_Written exercise:_ Pick out the lines below with "JSON" and list them.

* Begin Records supplied *

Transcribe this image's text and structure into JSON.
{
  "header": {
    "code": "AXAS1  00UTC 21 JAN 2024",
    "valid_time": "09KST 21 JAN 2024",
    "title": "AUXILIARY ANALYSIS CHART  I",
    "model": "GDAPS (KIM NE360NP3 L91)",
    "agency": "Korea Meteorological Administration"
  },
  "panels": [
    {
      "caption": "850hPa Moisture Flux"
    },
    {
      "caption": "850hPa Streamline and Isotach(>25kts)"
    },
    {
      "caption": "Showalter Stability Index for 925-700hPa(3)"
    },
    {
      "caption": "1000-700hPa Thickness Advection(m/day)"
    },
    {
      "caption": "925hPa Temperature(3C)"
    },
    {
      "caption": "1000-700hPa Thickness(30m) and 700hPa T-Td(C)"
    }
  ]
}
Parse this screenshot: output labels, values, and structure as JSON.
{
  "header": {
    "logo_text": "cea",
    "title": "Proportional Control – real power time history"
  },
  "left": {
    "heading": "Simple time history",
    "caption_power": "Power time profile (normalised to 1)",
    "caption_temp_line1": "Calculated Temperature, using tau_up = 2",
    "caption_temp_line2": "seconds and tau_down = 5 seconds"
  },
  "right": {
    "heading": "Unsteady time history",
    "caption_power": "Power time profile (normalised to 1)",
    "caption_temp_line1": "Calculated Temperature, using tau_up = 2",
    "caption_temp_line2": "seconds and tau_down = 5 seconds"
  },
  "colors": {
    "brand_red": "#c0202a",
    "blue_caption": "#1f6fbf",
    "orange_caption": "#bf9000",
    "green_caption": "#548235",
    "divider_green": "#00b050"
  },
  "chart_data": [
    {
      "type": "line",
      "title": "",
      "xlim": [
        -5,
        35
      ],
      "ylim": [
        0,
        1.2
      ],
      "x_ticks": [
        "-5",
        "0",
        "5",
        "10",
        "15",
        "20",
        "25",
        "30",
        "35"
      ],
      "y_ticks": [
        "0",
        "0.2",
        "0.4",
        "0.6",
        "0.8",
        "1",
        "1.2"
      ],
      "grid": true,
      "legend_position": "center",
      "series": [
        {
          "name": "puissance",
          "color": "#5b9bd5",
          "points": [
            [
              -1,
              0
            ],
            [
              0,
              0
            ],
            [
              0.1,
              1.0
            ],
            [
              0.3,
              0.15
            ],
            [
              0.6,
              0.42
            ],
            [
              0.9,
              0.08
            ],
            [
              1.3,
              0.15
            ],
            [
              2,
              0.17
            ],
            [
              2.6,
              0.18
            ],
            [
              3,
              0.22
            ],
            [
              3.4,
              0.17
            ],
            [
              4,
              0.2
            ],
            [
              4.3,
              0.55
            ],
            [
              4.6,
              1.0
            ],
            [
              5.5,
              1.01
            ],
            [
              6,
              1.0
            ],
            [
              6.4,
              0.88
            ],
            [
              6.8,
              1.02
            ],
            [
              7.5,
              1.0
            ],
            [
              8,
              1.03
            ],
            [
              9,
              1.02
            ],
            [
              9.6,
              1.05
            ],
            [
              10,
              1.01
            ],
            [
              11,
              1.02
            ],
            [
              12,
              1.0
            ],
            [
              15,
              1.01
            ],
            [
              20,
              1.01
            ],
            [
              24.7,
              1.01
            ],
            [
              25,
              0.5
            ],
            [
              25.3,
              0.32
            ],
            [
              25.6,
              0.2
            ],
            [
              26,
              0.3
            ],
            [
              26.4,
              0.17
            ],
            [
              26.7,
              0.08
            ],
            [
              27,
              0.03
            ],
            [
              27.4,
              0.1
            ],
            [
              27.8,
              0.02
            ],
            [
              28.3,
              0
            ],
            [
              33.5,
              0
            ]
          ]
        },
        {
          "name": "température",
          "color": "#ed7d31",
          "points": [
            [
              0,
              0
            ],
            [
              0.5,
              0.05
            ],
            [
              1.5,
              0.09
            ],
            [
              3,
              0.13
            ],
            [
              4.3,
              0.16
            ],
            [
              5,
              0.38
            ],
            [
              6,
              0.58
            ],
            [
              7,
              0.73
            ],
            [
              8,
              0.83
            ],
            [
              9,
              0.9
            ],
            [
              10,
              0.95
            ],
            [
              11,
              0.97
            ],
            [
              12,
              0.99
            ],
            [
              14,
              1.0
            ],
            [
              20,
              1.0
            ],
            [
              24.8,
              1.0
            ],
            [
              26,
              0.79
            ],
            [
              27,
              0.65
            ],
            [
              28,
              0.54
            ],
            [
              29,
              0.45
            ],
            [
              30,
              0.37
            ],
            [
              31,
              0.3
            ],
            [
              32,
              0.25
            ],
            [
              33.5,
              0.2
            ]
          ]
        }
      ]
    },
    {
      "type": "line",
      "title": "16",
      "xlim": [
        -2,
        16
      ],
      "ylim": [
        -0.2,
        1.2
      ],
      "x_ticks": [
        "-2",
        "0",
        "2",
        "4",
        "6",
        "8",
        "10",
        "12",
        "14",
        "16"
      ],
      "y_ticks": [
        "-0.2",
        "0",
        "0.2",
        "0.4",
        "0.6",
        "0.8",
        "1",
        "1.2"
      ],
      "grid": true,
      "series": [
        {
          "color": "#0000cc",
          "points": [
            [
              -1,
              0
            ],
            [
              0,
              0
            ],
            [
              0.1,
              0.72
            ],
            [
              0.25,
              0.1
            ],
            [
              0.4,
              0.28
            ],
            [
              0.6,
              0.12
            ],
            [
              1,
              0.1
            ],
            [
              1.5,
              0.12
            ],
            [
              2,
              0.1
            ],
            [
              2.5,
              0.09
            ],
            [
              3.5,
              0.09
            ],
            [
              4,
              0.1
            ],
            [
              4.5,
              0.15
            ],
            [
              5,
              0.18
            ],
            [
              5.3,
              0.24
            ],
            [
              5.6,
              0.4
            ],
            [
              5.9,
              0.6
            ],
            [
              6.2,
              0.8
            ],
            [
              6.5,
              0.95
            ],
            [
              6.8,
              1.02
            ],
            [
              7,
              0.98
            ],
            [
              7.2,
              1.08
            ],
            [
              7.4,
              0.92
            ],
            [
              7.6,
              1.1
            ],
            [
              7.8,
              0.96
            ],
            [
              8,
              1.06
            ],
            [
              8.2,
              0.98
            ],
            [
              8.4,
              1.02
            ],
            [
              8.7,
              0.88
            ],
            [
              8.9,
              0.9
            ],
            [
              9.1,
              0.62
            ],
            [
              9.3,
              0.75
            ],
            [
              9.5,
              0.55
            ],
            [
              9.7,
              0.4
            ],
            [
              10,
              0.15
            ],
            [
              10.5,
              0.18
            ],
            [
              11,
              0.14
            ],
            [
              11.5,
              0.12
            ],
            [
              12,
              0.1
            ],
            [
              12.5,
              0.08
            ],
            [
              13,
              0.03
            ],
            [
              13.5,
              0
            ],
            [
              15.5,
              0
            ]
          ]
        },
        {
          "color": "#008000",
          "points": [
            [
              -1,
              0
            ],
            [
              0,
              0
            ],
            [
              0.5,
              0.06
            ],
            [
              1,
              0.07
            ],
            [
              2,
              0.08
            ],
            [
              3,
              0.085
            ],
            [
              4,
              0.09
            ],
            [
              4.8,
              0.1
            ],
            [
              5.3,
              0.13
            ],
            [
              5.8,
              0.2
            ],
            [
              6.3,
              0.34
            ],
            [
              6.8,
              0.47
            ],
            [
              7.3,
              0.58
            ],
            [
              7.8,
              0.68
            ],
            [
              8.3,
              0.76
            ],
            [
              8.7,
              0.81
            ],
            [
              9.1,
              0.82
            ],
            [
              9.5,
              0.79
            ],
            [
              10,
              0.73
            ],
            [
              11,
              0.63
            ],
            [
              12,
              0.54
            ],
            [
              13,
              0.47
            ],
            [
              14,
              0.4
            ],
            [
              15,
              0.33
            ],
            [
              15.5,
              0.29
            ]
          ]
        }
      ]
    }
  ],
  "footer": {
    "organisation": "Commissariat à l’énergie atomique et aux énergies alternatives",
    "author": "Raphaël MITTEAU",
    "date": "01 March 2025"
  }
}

* End Records supplied *

_Exercise result:_
Transcribe this image's text and structure into JSON.
Parse this screenshot: output labels, values, and structure as JSON.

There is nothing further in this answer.